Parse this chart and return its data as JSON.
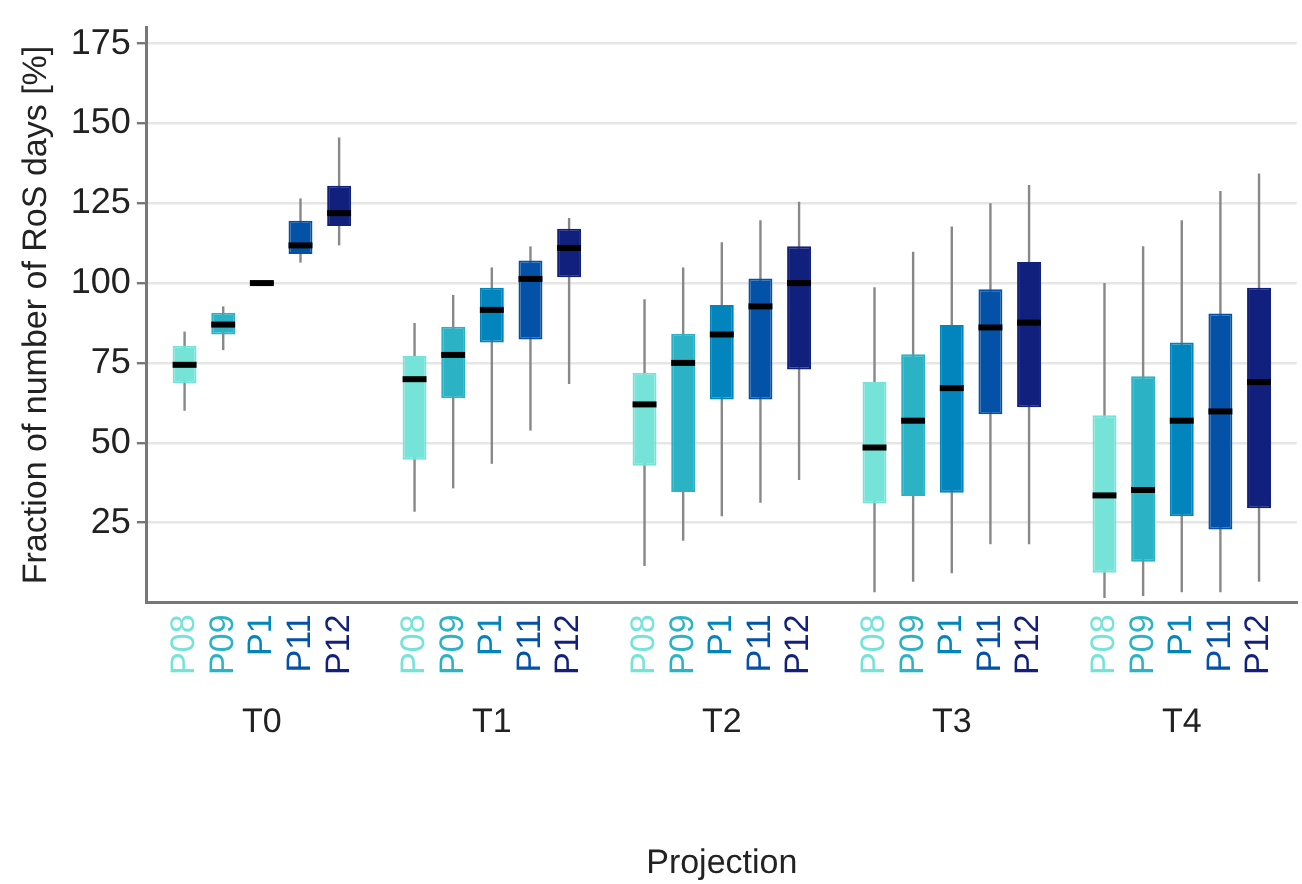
{
  "chart_data": {
    "type": "box",
    "xlabel": "Projection",
    "ylabel": "Fraction of number of RoS days [%]",
    "categories": [
      "T0",
      "T1",
      "T2",
      "T3",
      "T4"
    ],
    "ylim": [
      0,
      180
    ],
    "yticks": [
      25,
      50,
      75,
      100,
      125,
      150,
      175
    ],
    "grid": "y",
    "series": [
      {
        "name": "P08",
        "color": "#76e3d8",
        "boxes": [
          {
            "low": 60,
            "q1": 68.6,
            "median": 74.4,
            "q3": 80.4,
            "high": 84.8
          },
          {
            "low": 28.4,
            "q1": 44.7,
            "median": 69.9,
            "q3": 77.2,
            "high": 87.5
          },
          {
            "low": 11.4,
            "q1": 42.8,
            "median": 62,
            "q3": 71.9,
            "high": 94.9
          },
          {
            "low": 3.2,
            "q1": 31,
            "median": 48.5,
            "q3": 69,
            "high": 98.7
          },
          {
            "low": 1.4,
            "q1": 9.3,
            "median": 33.5,
            "q3": 58.6,
            "high": 100
          }
        ]
      },
      {
        "name": "P09",
        "color": "#2bb3c5",
        "boxes": [
          {
            "low": 79,
            "q1": 83.9,
            "median": 87,
            "q3": 90.7,
            "high": 92.7
          },
          {
            "low": 35.7,
            "q1": 63.9,
            "median": 77.5,
            "q3": 86.3,
            "high": 96.3
          },
          {
            "low": 19.3,
            "q1": 34.6,
            "median": 75,
            "q3": 84.1,
            "high": 104.9
          },
          {
            "low": 6.5,
            "q1": 33.3,
            "median": 56.9,
            "q3": 77.7,
            "high": 109.8
          },
          {
            "low": 2,
            "q1": 12.7,
            "median": 35.2,
            "q3": 70.8,
            "high": 111.5
          }
        ]
      },
      {
        "name": "P1",
        "color": "#0285bd",
        "boxes": [
          {
            "low": 99.5,
            "q1": 99.5,
            "median": 100,
            "q3": 100.5,
            "high": 100.5
          },
          {
            "low": 43.4,
            "q1": 81.4,
            "median": 91.6,
            "q3": 98.5,
            "high": 104.9
          },
          {
            "low": 27,
            "q1": 63.5,
            "median": 83.9,
            "q3": 93.1,
            "high": 112.8
          },
          {
            "low": 9.1,
            "q1": 34.3,
            "median": 67.1,
            "q3": 86.9,
            "high": 117.7
          },
          {
            "low": 3.2,
            "q1": 27,
            "median": 56.9,
            "q3": 81.4,
            "high": 119.7
          }
        ]
      },
      {
        "name": "P11",
        "color": "#0352a8",
        "boxes": [
          {
            "low": 106.4,
            "q1": 109.1,
            "median": 111.8,
            "q3": 119.5,
            "high": 126.5
          },
          {
            "low": 53.8,
            "q1": 82.3,
            "median": 101.3,
            "q3": 107.1,
            "high": 111.5
          },
          {
            "low": 31.2,
            "q1": 63.5,
            "median": 92.7,
            "q3": 101.4,
            "high": 119.7
          },
          {
            "low": 18.2,
            "q1": 58.9,
            "median": 86.1,
            "q3": 98.1,
            "high": 125
          },
          {
            "low": 3.2,
            "q1": 22.8,
            "median": 59.8,
            "q3": 90.5,
            "high": 128.8
          }
        ]
      },
      {
        "name": "P12",
        "color": "#111f7d",
        "boxes": [
          {
            "low": 111.8,
            "q1": 117.9,
            "median": 121.9,
            "q3": 130.5,
            "high": 145.6
          },
          {
            "low": 68.4,
            "q1": 101.8,
            "median": 111,
            "q3": 117,
            "high": 120.4
          },
          {
            "low": 38.3,
            "q1": 72.9,
            "median": 100,
            "q3": 111.5,
            "high": 125.5
          },
          {
            "low": 18.2,
            "q1": 61.1,
            "median": 87.6,
            "q3": 106.6,
            "high": 130.7
          },
          {
            "low": 6.5,
            "q1": 29.5,
            "median": 69,
            "q3": 98.5,
            "high": 134.3
          }
        ]
      }
    ]
  }
}
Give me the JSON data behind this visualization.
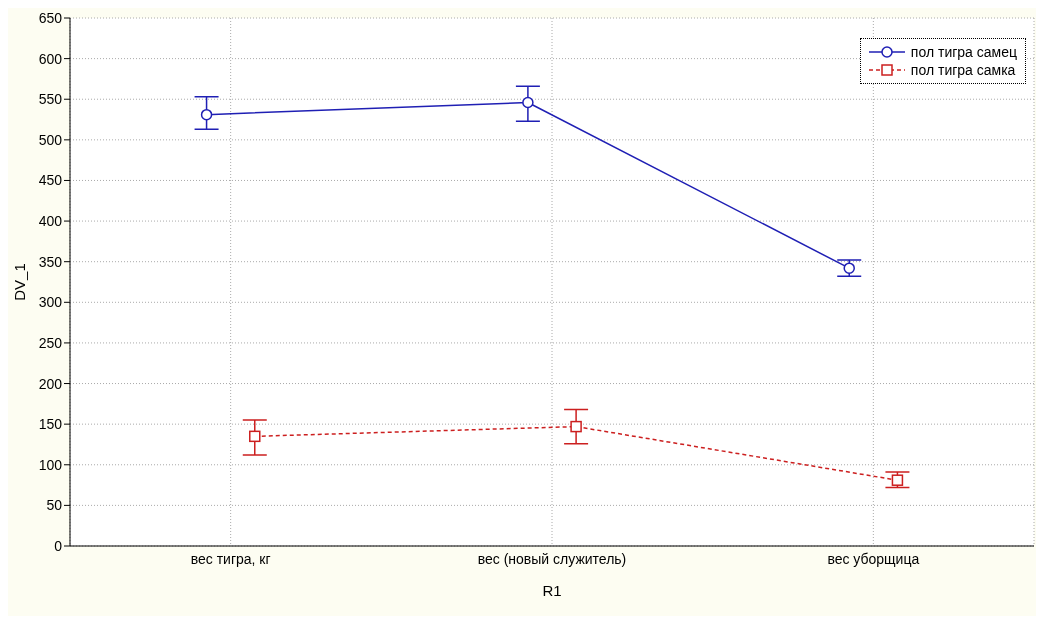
{
  "chart_data": {
    "type": "line",
    "xlabel": "R1",
    "ylabel": "DV_1",
    "categories": [
      "вес тигра, кг",
      "вес (новый служитель)",
      "вес уборщица"
    ],
    "series": [
      {
        "name": "пол тигра самец",
        "color": "#1f1fb4",
        "marker": "circle",
        "line_style": "solid",
        "values": [
          531,
          546,
          342
        ],
        "errors": [
          [
            513,
            553
          ],
          [
            523,
            566
          ],
          [
            332,
            352
          ]
        ]
      },
      {
        "name": "пол тигра самка",
        "color": "#cc1f1f",
        "marker": "square",
        "line_style": "dashed",
        "values": [
          135,
          147,
          81
        ],
        "errors": [
          [
            112,
            155
          ],
          [
            126,
            168
          ],
          [
            72,
            91
          ]
        ]
      }
    ],
    "ylim": [
      0,
      650
    ],
    "yticks": [
      0,
      50,
      100,
      150,
      200,
      250,
      300,
      350,
      400,
      450,
      500,
      550,
      600,
      650
    ],
    "grid": true,
    "legend": "top right"
  }
}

------------------------------------------------------------

Restate the whole listing above exactly, please, omitting every image.

■ Solution below ■
Parse this chart and return its data as JSON.
{
  "chart_data": {
    "type": "box",
    "xlabel": "Projection",
    "ylabel": "Fraction of number of RoS days [%]",
    "categories": [
      "T0",
      "T1",
      "T2",
      "T3",
      "T4"
    ],
    "ylim": [
      0,
      180
    ],
    "yticks": [
      25,
      50,
      75,
      100,
      125,
      150,
      175
    ],
    "grid": "y",
    "series": [
      {
        "name": "P08",
        "color": "#76e3d8",
        "boxes": [
          {
            "low": 60,
            "q1": 68.6,
            "median": 74.4,
            "q3": 80.4,
            "high": 84.8
          },
          {
            "low": 28.4,
            "q1": 44.7,
            "median": 69.9,
            "q3": 77.2,
            "high": 87.5
          },
          {
            "low": 11.4,
            "q1": 42.8,
            "median": 62,
            "q3": 71.9,
            "high": 94.9
          },
          {
            "low": 3.2,
            "q1": 31,
            "median": 48.5,
            "q3": 69,
            "high": 98.7
          },
          {
            "low": 1.4,
            "q1": 9.3,
            "median": 33.5,
            "q3": 58.6,
            "high": 100
          }
        ]
      },
      {
        "name": "P09",
        "color": "#2bb3c5",
        "boxes": [
          {
            "low": 79,
            "q1": 83.9,
            "median": 87,
            "q3": 90.7,
            "high": 92.7
          },
          {
            "low": 35.7,
            "q1": 63.9,
            "median": 77.5,
            "q3": 86.3,
            "high": 96.3
          },
          {
            "low": 19.3,
            "q1": 34.6,
            "median": 75,
            "q3": 84.1,
            "high": 104.9
          },
          {
            "low": 6.5,
            "q1": 33.3,
            "median": 56.9,
            "q3": 77.7,
            "high": 109.8
          },
          {
            "low": 2,
            "q1": 12.7,
            "median": 35.2,
            "q3": 70.8,
            "high": 111.5
          }
        ]
      },
      {
        "name": "P1",
        "color": "#0285bd",
        "boxes": [
          {
            "low": 99.5,
            "q1": 99.5,
            "median": 100,
            "q3": 100.5,
            "high": 100.5
          },
          {
            "low": 43.4,
            "q1": 81.4,
            "median": 91.6,
            "q3": 98.5,
            "high": 104.9
          },
          {
            "low": 27,
            "q1": 63.5,
            "median": 83.9,
            "q3": 93.1,
            "high": 112.8
          },
          {
            "low": 9.1,
            "q1": 34.3,
            "median": 67.1,
            "q3": 86.9,
            "high": 117.7
          },
          {
            "low": 3.2,
            "q1": 27,
            "median": 56.9,
            "q3": 81.4,
            "high": 119.7
          }
        ]
      },
      {
        "name": "P11",
        "color": "#0352a8",
        "boxes": [
          {
            "low": 106.4,
            "q1": 109.1,
            "median": 111.8,
            "q3": 119.5,
            "high": 126.5
          },
          {
            "low": 53.8,
            "q1": 82.3,
            "median": 101.3,
            "q3": 107.1,
            "high": 111.5
          },
          {
            "low": 31.2,
            "q1": 63.5,
            "median": 92.7,
            "q3": 101.4,
            "high": 119.7
          },
          {
            "low": 18.2,
            "q1": 58.9,
            "median": 86.1,
            "q3": 98.1,
            "high": 125
          },
          {
            "low": 3.2,
            "q1": 22.8,
            "median": 59.8,
            "q3": 90.5,
            "high": 128.8
          }
        ]
      },
      {
        "name": "P12",
        "color": "#111f7d",
        "boxes": [
          {
            "low": 111.8,
            "q1": 117.9,
            "median": 121.9,
            "q3": 130.5,
            "high": 145.6
          },
          {
            "low": 68.4,
            "q1": 101.8,
            "median": 111,
            "q3": 117,
            "high": 120.4
          },
          {
            "low": 38.3,
            "q1": 72.9,
            "median": 100,
            "q3": 111.5,
            "high": 125.5
          },
          {
            "low": 18.2,
            "q1": 61.1,
            "median": 87.6,
            "q3": 106.6,
            "high": 130.7
          },
          {
            "low": 6.5,
            "q1": 29.5,
            "median": 69,
            "q3": 98.5,
            "high": 134.3
          }
        ]
      }
    ]
  }
}
Give me the JSON data behind this visualization.
{
  "chart_data": {
    "type": "line",
    "xlabel": "R1",
    "ylabel": "DV_1",
    "categories": [
      "вес тигра, кг",
      "вес (новый служитель)",
      "вес уборщица"
    ],
    "series": [
      {
        "name": "пол тигра самец",
        "color": "#1f1fb4",
        "marker": "circle",
        "line_style": "solid",
        "values": [
          531,
          546,
          342
        ],
        "errors": [
          [
            513,
            553
          ],
          [
            523,
            566
          ],
          [
            332,
            352
          ]
        ]
      },
      {
        "name": "пол тигра самка",
        "color": "#cc1f1f",
        "marker": "square",
        "line_style": "dashed",
        "values": [
          135,
          147,
          81
        ],
        "errors": [
          [
            112,
            155
          ],
          [
            126,
            168
          ],
          [
            72,
            91
          ]
        ]
      }
    ],
    "ylim": [
      0,
      650
    ],
    "yticks": [
      0,
      50,
      100,
      150,
      200,
      250,
      300,
      350,
      400,
      450,
      500,
      550,
      600,
      650
    ],
    "grid": true,
    "legend": "top right"
  }
}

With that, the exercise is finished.